▸ TASK TO COMPLETE
Every line of the material that follows must be printed again exactly.
○ ○ ○ ○
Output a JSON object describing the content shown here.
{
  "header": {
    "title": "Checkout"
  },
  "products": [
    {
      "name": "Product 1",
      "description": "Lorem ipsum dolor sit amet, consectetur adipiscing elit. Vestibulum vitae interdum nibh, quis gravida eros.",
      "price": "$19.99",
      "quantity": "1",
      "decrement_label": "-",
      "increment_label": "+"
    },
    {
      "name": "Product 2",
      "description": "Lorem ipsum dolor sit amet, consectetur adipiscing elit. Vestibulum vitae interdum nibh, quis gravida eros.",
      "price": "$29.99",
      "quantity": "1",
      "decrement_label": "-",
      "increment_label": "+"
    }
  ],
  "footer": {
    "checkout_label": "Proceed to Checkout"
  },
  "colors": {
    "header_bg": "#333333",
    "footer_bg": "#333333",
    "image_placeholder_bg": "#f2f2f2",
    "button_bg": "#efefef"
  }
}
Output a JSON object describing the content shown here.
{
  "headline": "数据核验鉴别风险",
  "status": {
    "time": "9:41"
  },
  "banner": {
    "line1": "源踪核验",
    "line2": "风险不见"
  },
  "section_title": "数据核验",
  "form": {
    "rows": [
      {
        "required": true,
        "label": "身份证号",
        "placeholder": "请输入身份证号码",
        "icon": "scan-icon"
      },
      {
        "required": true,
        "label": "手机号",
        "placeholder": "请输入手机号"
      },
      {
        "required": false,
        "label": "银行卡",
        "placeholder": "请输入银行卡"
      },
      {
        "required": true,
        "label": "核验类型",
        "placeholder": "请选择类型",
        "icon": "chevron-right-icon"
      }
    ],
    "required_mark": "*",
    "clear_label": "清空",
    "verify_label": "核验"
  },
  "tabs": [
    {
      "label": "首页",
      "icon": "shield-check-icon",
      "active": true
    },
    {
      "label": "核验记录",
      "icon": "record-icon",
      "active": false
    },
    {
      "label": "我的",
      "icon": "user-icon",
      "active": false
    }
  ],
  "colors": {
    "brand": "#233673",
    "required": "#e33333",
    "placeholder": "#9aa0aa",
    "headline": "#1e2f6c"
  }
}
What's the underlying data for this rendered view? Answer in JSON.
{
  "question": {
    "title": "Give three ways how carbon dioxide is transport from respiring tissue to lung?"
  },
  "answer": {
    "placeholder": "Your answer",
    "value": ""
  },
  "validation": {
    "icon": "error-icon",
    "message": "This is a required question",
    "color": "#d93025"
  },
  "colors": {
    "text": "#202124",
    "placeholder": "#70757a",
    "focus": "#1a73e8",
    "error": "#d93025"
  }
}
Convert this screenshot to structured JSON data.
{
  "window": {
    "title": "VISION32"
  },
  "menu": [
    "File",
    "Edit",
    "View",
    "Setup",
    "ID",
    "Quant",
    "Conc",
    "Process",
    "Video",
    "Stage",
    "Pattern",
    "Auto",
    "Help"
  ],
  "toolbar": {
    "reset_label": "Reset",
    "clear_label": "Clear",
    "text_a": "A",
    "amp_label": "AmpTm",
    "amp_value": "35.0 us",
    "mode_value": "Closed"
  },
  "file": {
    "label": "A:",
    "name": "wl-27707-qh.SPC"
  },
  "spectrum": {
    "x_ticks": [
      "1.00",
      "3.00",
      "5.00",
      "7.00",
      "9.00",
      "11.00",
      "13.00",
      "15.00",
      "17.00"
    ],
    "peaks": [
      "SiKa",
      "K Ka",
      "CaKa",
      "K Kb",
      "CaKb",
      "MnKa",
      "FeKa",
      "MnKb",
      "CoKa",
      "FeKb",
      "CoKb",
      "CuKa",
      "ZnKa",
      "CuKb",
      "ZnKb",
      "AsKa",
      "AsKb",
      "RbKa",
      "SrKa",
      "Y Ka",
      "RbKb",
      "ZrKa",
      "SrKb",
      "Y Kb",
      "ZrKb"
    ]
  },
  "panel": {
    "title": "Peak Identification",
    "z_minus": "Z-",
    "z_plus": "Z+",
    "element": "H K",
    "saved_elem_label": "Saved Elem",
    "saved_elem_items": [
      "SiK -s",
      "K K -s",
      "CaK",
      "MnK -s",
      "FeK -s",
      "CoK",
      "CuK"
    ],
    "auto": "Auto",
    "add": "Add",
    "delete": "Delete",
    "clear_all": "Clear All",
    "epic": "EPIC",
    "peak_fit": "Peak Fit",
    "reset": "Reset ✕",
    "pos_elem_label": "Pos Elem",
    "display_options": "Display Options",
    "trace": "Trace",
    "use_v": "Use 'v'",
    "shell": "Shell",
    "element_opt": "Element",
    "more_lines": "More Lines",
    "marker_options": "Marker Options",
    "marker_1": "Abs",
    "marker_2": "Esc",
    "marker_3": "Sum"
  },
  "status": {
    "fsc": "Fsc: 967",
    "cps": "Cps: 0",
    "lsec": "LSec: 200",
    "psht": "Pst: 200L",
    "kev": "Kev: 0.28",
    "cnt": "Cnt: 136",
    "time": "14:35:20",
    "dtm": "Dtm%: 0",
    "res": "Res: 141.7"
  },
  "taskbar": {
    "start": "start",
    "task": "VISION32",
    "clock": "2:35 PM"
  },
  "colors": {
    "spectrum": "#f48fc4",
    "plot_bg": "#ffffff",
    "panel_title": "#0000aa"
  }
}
○ ○ ○ ○
▸ OUTPUT FOR THIS EXERCISE
Output a JSON object describing the content shown here.
{
  "header": {
    "title": "Checkout"
  },
  "products": [
    {
      "name": "Product 1",
      "description": "Lorem ipsum dolor sit amet, consectetur adipiscing elit. Vestibulum vitae interdum nibh, quis gravida eros.",
      "price": "$19.99",
      "quantity": "1",
      "decrement_label": "-",
      "increment_label": "+"
    },
    {
      "name": "Product 2",
      "description": "Lorem ipsum dolor sit amet, consectetur adipiscing elit. Vestibulum vitae interdum nibh, quis gravida eros.",
      "price": "$29.99",
      "quantity": "1",
      "decrement_label": "-",
      "increment_label": "+"
    }
  ],
  "footer": {
    "checkout_label": "Proceed to Checkout"
  },
  "colors": {
    "header_bg": "#333333",
    "footer_bg": "#333333",
    "image_placeholder_bg": "#f2f2f2",
    "button_bg": "#efefef"
  }
}
Output a JSON object describing the content shown here.
{
  "headline": "数据核验鉴别风险",
  "status": {
    "time": "9:41"
  },
  "banner": {
    "line1": "源踪核验",
    "line2": "风险不见"
  },
  "section_title": "数据核验",
  "form": {
    "rows": [
      {
        "required": true,
        "label": "身份证号",
        "placeholder": "请输入身份证号码",
        "icon": "scan-icon"
      },
      {
        "required": true,
        "label": "手机号",
        "placeholder": "请输入手机号"
      },
      {
        "required": false,
        "label": "银行卡",
        "placeholder": "请输入银行卡"
      },
      {
        "required": true,
        "label": "核验类型",
        "placeholder": "请选择类型",
        "icon": "chevron-right-icon"
      }
    ],
    "required_mark": "*",
    "clear_label": "清空",
    "verify_label": "核验"
  },
  "tabs": [
    {
      "label": "首页",
      "icon": "shield-check-icon",
      "active": true
    },
    {
      "label": "核验记录",
      "icon": "record-icon",
      "active": false
    },
    {
      "label": "我的",
      "icon": "user-icon",
      "active": false
    }
  ],
  "colors": {
    "brand": "#233673",
    "required": "#e33333",
    "placeholder": "#9aa0aa",
    "headline": "#1e2f6c"
  }
}
What's the underlying data for this rendered view? Answer in JSON.
{
  "question": {
    "title": "Give three ways how carbon dioxide is transport from respiring tissue to lung?"
  },
  "answer": {
    "placeholder": "Your answer",
    "value": ""
  },
  "validation": {
    "icon": "error-icon",
    "message": "This is a required question",
    "color": "#d93025"
  },
  "colors": {
    "text": "#202124",
    "placeholder": "#70757a",
    "focus": "#1a73e8",
    "error": "#d93025"
  }
}
Convert this screenshot to structured JSON data.
{
  "window": {
    "title": "VISION32"
  },
  "menu": [
    "File",
    "Edit",
    "View",
    "Setup",
    "ID",
    "Quant",
    "Conc",
    "Process",
    "Video",
    "Stage",
    "Pattern",
    "Auto",
    "Help"
  ],
  "toolbar": {
    "reset_label": "Reset",
    "clear_label": "Clear",
    "text_a": "A",
    "amp_label": "AmpTm",
    "amp_value": "35.0 us",
    "mode_value": "Closed"
  },
  "file": {
    "label": "A:",
    "name": "wl-27707-qh.SPC"
  },
  "spectrum": {
    "x_ticks": [
      "1.00",
      "3.00",
      "5.00",
      "7.00",
      "9.00",
      "11.00",
      "13.00",
      "15.00",
      "17.00"
    ],
    "peaks": [
      "SiKa",
      "K Ka",
      "CaKa",
      "K Kb",
      "CaKb",
      "MnKa",
      "FeKa",
      "MnKb",
      "CoKa",
      "FeKb",
      "CoKb",
      "CuKa",
      "ZnKa",
      "CuKb",
      "ZnKb",
      "AsKa",
      "AsKb",
      "RbKa",
      "SrKa",
      "Y Ka",
      "RbKb",
      "ZrKa",
      "SrKb",
      "Y Kb",
      "ZrKb"
    ]
  },
  "panel": {
    "title": "Peak Identification",
    "z_minus": "Z-",
    "z_plus": "Z+",
    "element": "H K",
    "saved_elem_label": "Saved Elem",
    "saved_elem_items": [
      "SiK -s",
      "K K -s",
      "CaK",
      "MnK -s",
      "FeK -s",
      "CoK",
      "CuK"
    ],
    "auto": "Auto",
    "add": "Add",
    "delete": "Delete",
    "clear_all": "Clear All",
    "epic": "EPIC",
    "peak_fit": "Peak Fit",
    "reset": "Reset ✕",
    "pos_elem_label": "Pos Elem",
    "display_options": "Display Options",
    "trace": "Trace",
    "use_v": "Use 'v'",
    "shell": "Shell",
    "element_opt": "Element",
    "more_lines": "More Lines",
    "marker_options": "Marker Options",
    "marker_1": "Abs",
    "marker_2": "Esc",
    "marker_3": "Sum"
  },
  "status": {
    "fsc": "Fsc: 967",
    "cps": "Cps: 0",
    "lsec": "LSec: 200",
    "psht": "Pst: 200L",
    "kev": "Kev: 0.28",
    "cnt": "Cnt: 136",
    "time": "14:35:20",
    "dtm": "Dtm%: 0",
    "res": "Res: 141.7"
  },
  "taskbar": {
    "start": "start",
    "task": "VISION32",
    "clock": "2:35 PM"
  },
  "colors": {
    "spectrum": "#f48fc4",
    "plot_bg": "#ffffff",
    "panel_title": "#0000aa"
  }
}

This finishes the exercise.